**Exercise objective:** Resume the text on microfluidic blood oxygenators, picking up immediately after its last sentence.

Respiratory assist devices are commanding increasing attention as a means to treat severe hypoxia in patients suffering from ARDS associated with traumatic injuries as well as a number of pulmonary infections, most notably swine flu and COVID-19. Application of ECMO in these patient populations continues to advance as the technology has overcome many challenges associated with clotting and plasma leakage [41]. However, significant barriers to expanded use of ECMO technology remain, particularly associated with the complexity of the blood circuit and anticoagulant administration. In response to these challenges, microfluidic oxygenators have emerged as a compelling means to address many of the safety and efficacy-related concerns with current ECMO procedures, driven in particular by opportunities to better mimic blood flow patterns in the natural lung and thereby avoid high rates of thrombus formation and heavy reliance on anticoagulant administration [17,23,31].
A very powerful potential advantage of microfluidic oxygenators over HFMO is represented by the ability of a microfluidic blood flow design to entrain the blood within a closed channel network throughout its complete excursion through the cartridge. In HFMO, blood flows over oxygen-carrying hollow fiber mats or bundles, and the blood flow patterns are governed by the shape of the overall cartridge housing and the positioning of the fibers within it. This results in the presence of regions of varying flow and shear rates—some excessively high while others are undesirably low [42]. These variations in flow and shear are associated with coagulation-related events [43] and likely increase the need for anticoagulant administration. In microfluidic oxygenators, blood flow is completely constrained within a precisely defined closed microchannel network. As such, with a suitably defined network design, flow and shear rates within it can be made uniform throughout [44]. This feature enables the reduction of coagulation-related events in the oxygenator and compelled us to explore the gas transfer performance and hemocompatibility of a microfluidic oxygenator design inspired by these principles. However, these approaches have been gated by limitations in the ability of conventional microfluidic fabrication technologies to recapitulate key aspects of the microcirculation and by challenges in scaling the technology toward clinical blood flow rates.
Scaling of the microfluidic oxygenator technology is often considered in terms of two directions. A given blood-membrane-gas sandwich structure can be scaled vertically by stacking these sandwich structures and interconnecting them with manifolds to integrate the blood and oxygen flows, as has been described previously [23,25,31]. A principal challenge this approach faces is the need for a very large number of layers in the stack [33], resulting in complexity in the assembly process as well as large increases in the blood prime volume in manifold regions not associated with blood–gas transfer. Another approach is to increase the capacity in terms of blood flow rate per layer, which becomes challenging given the need to accommodate large flows in a single network of channels. These large flows can result in high blood pressure drops, exacerbating shear-induced damage to the blood, and can be challenging from a fabrication standpoint.

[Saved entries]
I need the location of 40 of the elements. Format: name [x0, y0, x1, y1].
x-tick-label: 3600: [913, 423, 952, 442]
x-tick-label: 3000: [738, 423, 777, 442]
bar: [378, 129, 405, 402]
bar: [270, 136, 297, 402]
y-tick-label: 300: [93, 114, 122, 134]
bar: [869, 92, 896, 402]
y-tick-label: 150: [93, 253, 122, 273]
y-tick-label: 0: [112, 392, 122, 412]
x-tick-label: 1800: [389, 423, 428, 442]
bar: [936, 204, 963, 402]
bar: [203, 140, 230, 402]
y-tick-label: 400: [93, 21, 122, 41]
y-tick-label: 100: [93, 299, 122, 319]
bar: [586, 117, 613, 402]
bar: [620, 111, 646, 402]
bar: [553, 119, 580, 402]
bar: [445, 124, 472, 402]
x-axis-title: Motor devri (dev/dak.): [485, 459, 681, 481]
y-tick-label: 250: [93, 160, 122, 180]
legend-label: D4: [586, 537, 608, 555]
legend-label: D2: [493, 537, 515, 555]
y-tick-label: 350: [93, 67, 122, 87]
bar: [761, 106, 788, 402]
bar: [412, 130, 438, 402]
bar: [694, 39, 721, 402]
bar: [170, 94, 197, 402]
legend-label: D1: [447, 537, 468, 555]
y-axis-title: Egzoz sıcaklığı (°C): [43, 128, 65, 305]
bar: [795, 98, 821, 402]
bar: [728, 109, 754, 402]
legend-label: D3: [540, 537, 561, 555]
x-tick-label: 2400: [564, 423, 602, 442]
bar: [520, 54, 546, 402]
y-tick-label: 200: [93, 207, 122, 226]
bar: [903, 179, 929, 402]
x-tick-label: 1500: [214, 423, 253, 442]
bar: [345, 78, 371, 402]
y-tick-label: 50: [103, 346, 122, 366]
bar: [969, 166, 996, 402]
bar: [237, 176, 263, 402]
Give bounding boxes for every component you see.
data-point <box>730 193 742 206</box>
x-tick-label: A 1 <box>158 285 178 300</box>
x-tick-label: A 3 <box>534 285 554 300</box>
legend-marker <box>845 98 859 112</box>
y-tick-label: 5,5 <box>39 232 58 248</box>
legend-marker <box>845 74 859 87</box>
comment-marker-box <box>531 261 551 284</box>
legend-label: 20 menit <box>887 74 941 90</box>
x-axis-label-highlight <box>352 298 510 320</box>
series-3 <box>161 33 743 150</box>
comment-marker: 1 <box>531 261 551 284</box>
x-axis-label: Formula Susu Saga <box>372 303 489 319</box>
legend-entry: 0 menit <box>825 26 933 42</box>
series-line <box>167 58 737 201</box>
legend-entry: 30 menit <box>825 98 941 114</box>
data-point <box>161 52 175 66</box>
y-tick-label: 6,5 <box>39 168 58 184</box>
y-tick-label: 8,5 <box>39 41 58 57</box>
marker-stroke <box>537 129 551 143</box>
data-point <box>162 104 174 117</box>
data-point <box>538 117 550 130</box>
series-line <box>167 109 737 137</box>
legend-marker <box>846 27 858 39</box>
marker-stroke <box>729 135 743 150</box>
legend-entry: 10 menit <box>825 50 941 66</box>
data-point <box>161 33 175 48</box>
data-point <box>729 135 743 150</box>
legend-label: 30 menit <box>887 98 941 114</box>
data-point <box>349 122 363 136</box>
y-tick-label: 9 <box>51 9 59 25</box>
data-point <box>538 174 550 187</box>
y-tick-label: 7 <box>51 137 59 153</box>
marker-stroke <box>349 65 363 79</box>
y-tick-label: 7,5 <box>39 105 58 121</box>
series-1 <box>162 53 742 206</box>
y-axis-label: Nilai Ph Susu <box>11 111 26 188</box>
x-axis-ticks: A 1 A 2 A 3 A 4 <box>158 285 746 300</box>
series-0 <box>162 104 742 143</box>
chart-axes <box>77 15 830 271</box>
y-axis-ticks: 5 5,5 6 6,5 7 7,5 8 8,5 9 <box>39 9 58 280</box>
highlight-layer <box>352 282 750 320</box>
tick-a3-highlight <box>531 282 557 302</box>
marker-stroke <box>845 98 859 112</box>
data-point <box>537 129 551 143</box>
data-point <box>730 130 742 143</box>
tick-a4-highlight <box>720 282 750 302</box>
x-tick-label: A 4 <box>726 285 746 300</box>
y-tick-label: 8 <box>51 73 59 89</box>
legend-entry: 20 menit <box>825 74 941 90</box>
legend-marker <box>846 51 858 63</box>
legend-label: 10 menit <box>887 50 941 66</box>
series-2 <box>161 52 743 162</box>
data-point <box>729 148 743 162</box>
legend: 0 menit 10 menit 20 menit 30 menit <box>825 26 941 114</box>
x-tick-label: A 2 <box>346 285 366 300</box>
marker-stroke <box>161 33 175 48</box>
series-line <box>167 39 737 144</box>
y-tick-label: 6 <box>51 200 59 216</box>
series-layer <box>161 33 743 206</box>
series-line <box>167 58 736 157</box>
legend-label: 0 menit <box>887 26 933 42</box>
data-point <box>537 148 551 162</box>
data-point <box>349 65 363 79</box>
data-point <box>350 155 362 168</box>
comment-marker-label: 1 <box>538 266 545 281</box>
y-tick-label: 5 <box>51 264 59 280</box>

**Result below:**
Here, we demonstrate the highest blood flow rates yet reported in a single layer microfluidic oxygenator, with a 30 mL/min maximum blood flow rate enabled by a parallel array of 200-micron deep, 15 cm long channels connected via a biomimetic blood distribution manifold. The physiological relevance of the microchannel network here is represented best by the branching architecture of the flow paths, which is governed by similar principles as in vivo vasculature. The channel depth and width are commensurate with intermediate vessel dimensions in the circulation. Multiple devices have been evaluated, demonstrating the reproducibility of the design from a gas transfer performance standpoint. The blood pressure drop at 25 mL/min blood flow rate has been evaluated at just under 100 mm Hg, a relatively low pressure drop for such a high flow rate per layer.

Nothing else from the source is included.